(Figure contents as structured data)
- - - - - - -

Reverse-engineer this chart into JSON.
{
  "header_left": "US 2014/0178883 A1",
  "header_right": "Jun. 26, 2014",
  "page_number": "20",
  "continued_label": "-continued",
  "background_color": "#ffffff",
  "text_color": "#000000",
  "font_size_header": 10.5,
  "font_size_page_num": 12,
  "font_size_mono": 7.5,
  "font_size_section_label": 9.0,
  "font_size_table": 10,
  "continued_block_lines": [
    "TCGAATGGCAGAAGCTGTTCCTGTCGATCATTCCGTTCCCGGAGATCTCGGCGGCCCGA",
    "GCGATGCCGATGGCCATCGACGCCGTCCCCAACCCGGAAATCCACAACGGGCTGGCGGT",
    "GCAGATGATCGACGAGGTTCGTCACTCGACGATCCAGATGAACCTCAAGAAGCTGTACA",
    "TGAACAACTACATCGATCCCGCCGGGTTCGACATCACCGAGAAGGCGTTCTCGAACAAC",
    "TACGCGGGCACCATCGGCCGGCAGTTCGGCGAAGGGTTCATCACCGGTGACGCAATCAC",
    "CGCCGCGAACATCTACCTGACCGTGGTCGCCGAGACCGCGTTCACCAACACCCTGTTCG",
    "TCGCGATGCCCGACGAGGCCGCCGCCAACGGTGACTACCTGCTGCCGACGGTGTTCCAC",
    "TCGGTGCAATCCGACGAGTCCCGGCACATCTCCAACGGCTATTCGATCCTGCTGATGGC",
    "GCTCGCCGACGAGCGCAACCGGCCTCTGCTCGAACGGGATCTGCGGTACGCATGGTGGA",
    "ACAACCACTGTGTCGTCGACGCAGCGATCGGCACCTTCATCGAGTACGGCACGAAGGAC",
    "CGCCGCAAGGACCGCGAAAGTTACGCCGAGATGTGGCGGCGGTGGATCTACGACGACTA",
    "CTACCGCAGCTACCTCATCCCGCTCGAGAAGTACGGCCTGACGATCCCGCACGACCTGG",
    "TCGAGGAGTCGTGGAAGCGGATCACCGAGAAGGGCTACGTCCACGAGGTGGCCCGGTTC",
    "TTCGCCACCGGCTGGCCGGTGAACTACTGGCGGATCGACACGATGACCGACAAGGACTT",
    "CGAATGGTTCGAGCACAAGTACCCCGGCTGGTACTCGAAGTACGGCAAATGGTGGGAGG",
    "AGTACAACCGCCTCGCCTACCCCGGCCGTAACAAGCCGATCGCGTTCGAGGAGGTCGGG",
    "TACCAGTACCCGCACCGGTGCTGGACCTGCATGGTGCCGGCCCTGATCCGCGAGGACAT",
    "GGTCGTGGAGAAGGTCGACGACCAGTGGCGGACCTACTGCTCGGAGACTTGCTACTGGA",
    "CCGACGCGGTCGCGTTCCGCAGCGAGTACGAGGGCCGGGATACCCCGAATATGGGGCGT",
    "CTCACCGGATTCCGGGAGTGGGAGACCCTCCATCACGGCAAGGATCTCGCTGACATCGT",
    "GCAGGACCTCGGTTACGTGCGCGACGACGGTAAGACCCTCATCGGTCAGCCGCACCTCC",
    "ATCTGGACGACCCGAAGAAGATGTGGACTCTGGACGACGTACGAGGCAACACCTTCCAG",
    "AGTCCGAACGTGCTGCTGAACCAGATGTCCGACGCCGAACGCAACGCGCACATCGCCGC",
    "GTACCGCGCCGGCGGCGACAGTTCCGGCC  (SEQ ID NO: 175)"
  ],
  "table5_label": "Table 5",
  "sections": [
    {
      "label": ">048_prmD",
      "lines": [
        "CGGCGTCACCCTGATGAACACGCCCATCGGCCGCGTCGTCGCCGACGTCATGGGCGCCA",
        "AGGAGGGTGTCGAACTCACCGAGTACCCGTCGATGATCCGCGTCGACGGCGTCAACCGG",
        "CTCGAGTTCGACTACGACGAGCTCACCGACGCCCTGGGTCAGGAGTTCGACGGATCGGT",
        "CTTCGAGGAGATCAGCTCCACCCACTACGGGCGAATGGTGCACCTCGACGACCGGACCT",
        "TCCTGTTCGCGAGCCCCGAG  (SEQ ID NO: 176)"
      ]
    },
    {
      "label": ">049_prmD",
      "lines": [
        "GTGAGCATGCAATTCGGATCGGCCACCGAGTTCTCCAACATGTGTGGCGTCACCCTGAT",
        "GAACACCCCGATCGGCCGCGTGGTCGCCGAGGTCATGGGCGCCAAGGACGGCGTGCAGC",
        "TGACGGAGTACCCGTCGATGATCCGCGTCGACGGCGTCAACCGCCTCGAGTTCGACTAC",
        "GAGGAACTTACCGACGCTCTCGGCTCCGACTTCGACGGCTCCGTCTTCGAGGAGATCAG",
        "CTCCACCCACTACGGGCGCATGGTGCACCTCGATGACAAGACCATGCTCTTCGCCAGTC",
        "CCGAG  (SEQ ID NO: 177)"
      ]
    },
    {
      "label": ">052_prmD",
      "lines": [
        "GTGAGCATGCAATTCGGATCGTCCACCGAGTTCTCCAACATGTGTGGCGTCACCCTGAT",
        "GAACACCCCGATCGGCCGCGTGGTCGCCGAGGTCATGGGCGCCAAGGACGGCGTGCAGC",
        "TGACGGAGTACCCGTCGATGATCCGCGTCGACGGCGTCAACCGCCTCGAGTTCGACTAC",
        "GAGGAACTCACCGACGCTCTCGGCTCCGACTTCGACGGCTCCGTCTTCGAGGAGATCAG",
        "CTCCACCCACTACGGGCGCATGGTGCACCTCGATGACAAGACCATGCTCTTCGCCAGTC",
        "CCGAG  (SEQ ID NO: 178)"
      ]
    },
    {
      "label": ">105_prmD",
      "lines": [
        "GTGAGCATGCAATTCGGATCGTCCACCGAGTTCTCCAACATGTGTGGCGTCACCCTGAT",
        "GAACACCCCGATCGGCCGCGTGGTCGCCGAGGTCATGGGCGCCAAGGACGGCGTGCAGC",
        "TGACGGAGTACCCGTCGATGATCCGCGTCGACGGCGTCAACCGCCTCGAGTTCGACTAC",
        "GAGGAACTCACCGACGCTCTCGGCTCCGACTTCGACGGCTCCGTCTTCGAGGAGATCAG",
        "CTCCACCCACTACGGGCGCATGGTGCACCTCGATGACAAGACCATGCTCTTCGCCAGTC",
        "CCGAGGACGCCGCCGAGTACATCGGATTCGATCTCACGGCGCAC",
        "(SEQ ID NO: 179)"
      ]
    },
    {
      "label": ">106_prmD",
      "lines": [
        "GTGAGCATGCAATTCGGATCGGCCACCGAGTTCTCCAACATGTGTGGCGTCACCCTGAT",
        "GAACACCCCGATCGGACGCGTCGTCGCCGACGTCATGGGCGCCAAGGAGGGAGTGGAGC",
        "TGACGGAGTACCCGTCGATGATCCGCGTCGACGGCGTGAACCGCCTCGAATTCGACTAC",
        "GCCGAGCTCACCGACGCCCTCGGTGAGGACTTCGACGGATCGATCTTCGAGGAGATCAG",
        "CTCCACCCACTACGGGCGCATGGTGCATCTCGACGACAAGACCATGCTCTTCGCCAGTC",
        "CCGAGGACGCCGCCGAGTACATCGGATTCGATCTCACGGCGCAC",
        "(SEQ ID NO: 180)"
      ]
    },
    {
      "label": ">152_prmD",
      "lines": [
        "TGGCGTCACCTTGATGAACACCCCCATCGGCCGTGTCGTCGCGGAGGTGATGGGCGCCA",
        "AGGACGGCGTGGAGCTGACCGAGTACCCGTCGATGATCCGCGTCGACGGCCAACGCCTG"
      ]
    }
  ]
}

- - - - - - -

--- Direction ---
Reproduce the data in full, exactly as presented.

--- Task response ---
Reverse-engineer this chart into JSON.
{
  "header_left": "US 2014/0178883 A1",
  "header_right": "Jun. 26, 2014",
  "page_number": "20",
  "continued_label": "-continued",
  "background_color": "#ffffff",
  "text_color": "#000000",
  "font_size_header": 10.5,
  "font_size_page_num": 12,
  "font_size_mono": 7.5,
  "font_size_section_label": 9.0,
  "font_size_table": 10,
  "continued_block_lines": [
    "TCGAATGGCAGAAGCTGTTCCTGTCGATCATTCCGTTCCCGGAGATCTCGGCGGCCCGA",
    "GCGATGCCGATGGCCATCGACGCCGTCCCCAACCCGGAAATCCACAACGGGCTGGCGGT",
    "GCAGATGATCGACGAGGTTCGTCACTCGACGATCCAGATGAACCTCAAGAAGCTGTACA",
    "TGAACAACTACATCGATCCCGCCGGGTTCGACATCACCGAGAAGGCGTTCTCGAACAAC",
    "TACGCGGGCACCATCGGCCGGCAGTTCGGCGAAGGGTTCATCACCGGTGACGCAATCAC",
    "CGCCGCGAACATCTACCTGACCGTGGTCGCCGAGACCGCGTTCACCAACACCCTGTTCG",
    "TCGCGATGCCCGACGAGGCCGCCGCCAACGGTGACTACCTGCTGCCGACGGTGTTCCAC",
    "TCGGTGCAATCCGACGAGTCCCGGCACATCTCCAACGGCTATTCGATCCTGCTGATGGC",
    "GCTCGCCGACGAGCGCAACCGGCCTCTGCTCGAACGGGATCTGCGGTACGCATGGTGGA",
    "ACAACCACTGTGTCGTCGACGCAGCGATCGGCACCTTCATCGAGTACGGCACGAAGGAC",
    "CGCCGCAAGGACCGCGAAAGTTACGCCGAGATGTGGCGGCGGTGGATCTACGACGACTA",
    "CTACCGCAGCTACCTCATCCCGCTCGAGAAGTACGGCCTGACGATCCCGCACGACCTGG",
    "TCGAGGAGTCGTGGAAGCGGATCACCGAGAAGGGCTACGTCCACGAGGTGGCCCGGTTC",
    "TTCGCCACCGGCTGGCCGGTGAACTACTGGCGGATCGACACGATGACCGACAAGGACTT",
    "CGAATGGTTCGAGCACAAGTACCCCGGCTGGTACTCGAAGTACGGCAAATGGTGGGAGG",
    "AGTACAACCGCCTCGCCTACCCCGGCCGTAACAAGCCGATCGCGTTCGAGGAGGTCGGG",
    "TACCAGTACCCGCACCGGTGCTGGACCTGCATGGTGCCGGCCCTGATCCGCGAGGACAT",
    "GGTCGTGGAGAAGGTCGACGACCAGTGGCGGACCTACTGCTCGGAGACTTGCTACTGGA",
    "CCGACGCGGTCGCGTTCCGCAGCGAGTACGAGGGCCGGGATACCCCGAATATGGGGCGT",
    "CTCACCGGATTCCGGGAGTGGGAGACCCTCCATCACGGCAAGGATCTCGCTGACATCGT",
    "GCAGGACCTCGGTTACGTGCGCGACGACGGTAAGACCCTCATCGGTCAGCCGCACCTCC",
    "ATCTGGACGACCCGAAGAAGATGTGGACTCTGGACGACGTACGAGGCAACACCTTCCAG",
    "AGTCCGAACGTGCTGCTGAACCAGATGTCCGACGCCGAACGCAACGCGCACATCGCCGC",
    "GTACCGCGCCGGCGGCGACAGTTCCGGCC  (SEQ ID NO: 175)"
  ],
  "table5_label": "Table 5",
  "sections": [
    {
      "label": ">048_prmD",
      "lines": [
        "CGGCGTCACCCTGATGAACACGCCCATCGGCCGCGTCGTCGCCGACGTCATGGGCGCCA",
        "AGGAGGGTGTCGAACTCACCGAGTACCCGTCGATGATCCGCGTCGACGGCGTCAACCGG",
        "CTCGAGTTCGACTACGACGAGCTCACCGACGCCCTGGGTCAGGAGTTCGACGGATCGGT",
        "CTTCGAGGAGATCAGCTCCACCCACTACGGGCGAATGGTGCACCTCGACGACCGGACCT",
        "TCCTGTTCGCGAGCCCCGAG  (SEQ ID NO: 176)"
      ]
    },
    {
      "label": ">049_prmD",
      "lines": [
        "GTGAGCATGCAATTCGGATCGGCCACCGAGTTCTCCAACATGTGTGGCGTCACCCTGAT",
        "GAACACCCCGATCGGCCGCGTGGTCGCCGAGGTCATGGGCGCCAAGGACGGCGTGCAGC",
        "TGACGGAGTACCCGTCGATGATCCGCGTCGACGGCGTCAACCGCCTCGAGTTCGACTAC",
        "GAGGAACTTACCGACGCTCTCGGCTCCGACTTCGACGGCTCCGTCTTCGAGGAGATCAG",
        "CTCCACCCACTACGGGCGCATGGTGCACCTCGATGACAAGACCATGCTCTTCGCCAGTC",
        "CCGAG  (SEQ ID NO: 177)"
      ]
    },
    {
      "label": ">052_prmD",
      "lines": [
        "GTGAGCATGCAATTCGGATCGTCCACCGAGTTCTCCAACATGTGTGGCGTCACCCTGAT",
        "GAACACCCCGATCGGCCGCGTGGTCGCCGAGGTCATGGGCGCCAAGGACGGCGTGCAGC",
        "TGACGGAGTACCCGTCGATGATCCGCGTCGACGGCGTCAACCGCCTCGAGTTCGACTAC",
        "GAGGAACTCACCGACGCTCTCGGCTCCGACTTCGACGGCTCCGTCTTCGAGGAGATCAG",
        "CTCCACCCACTACGGGCGCATGGTGCACCTCGATGACAAGACCATGCTCTTCGCCAGTC",
        "CCGAG  (SEQ ID NO: 178)"
      ]
    },
    {
      "label": ">105_prmD",
      "lines": [
        "GTGAGCATGCAATTCGGATCGTCCACCGAGTTCTCCAACATGTGTGGCGTCACCCTGAT",
        "GAACACCCCGATCGGCCGCGTGGTCGCCGAGGTCATGGGCGCCAAGGACGGCGTGCAGC",
        "TGACGGAGTACCCGTCGATGATCCGCGTCGACGGCGTCAACCGCCTCGAGTTCGACTAC",
        "GAGGAACTCACCGACGCTCTCGGCTCCGACTTCGACGGCTCCGTCTTCGAGGAGATCAG",
        "CTCCACCCACTACGGGCGCATGGTGCACCTCGATGACAAGACCATGCTCTTCGCCAGTC",
        "CCGAGGACGCCGCCGAGTACATCGGATTCGATCTCACGGCGCAC",
        "(SEQ ID NO: 179)"
      ]
    },
    {
      "label": ">106_prmD",
      "lines": [
        "GTGAGCATGCAATTCGGATCGGCCACCGAGTTCTCCAACATGTGTGGCGTCACCCTGAT",
        "GAACACCCCGATCGGACGCGTCGTCGCCGACGTCATGGGCGCCAAGGAGGGAGTGGAGC",
        "TGACGGAGTACCCGTCGATGATCCGCGTCGACGGCGTGAACCGCCTCGAATTCGACTAC",
        "GCCGAGCTCACCGACGCCCTCGGTGAGGACTTCGACGGATCGATCTTCGAGGAGATCAG",
        "CTCCACCCACTACGGGCGCATGGTGCATCTCGACGACAAGACCATGCTCTTCGCCAGTC",
        "CCGAGGACGCCGCCGAGTACATCGGATTCGATCTCACGGCGCAC",
        "(SEQ ID NO: 180)"
      ]
    },
    {
      "label": ">152_prmD",
      "lines": [
        "TGGCGTCACCTTGATGAACACCCCCATCGGCCGTGTCGTCGCGGAGGTGATGGGCGCCA",
        "AGGACGGCGTGGAGCTGACCGAGTACCCGTCGATGATCCGCGTCGACGGCCAACGCCTG"
      ]
    }
  ]
}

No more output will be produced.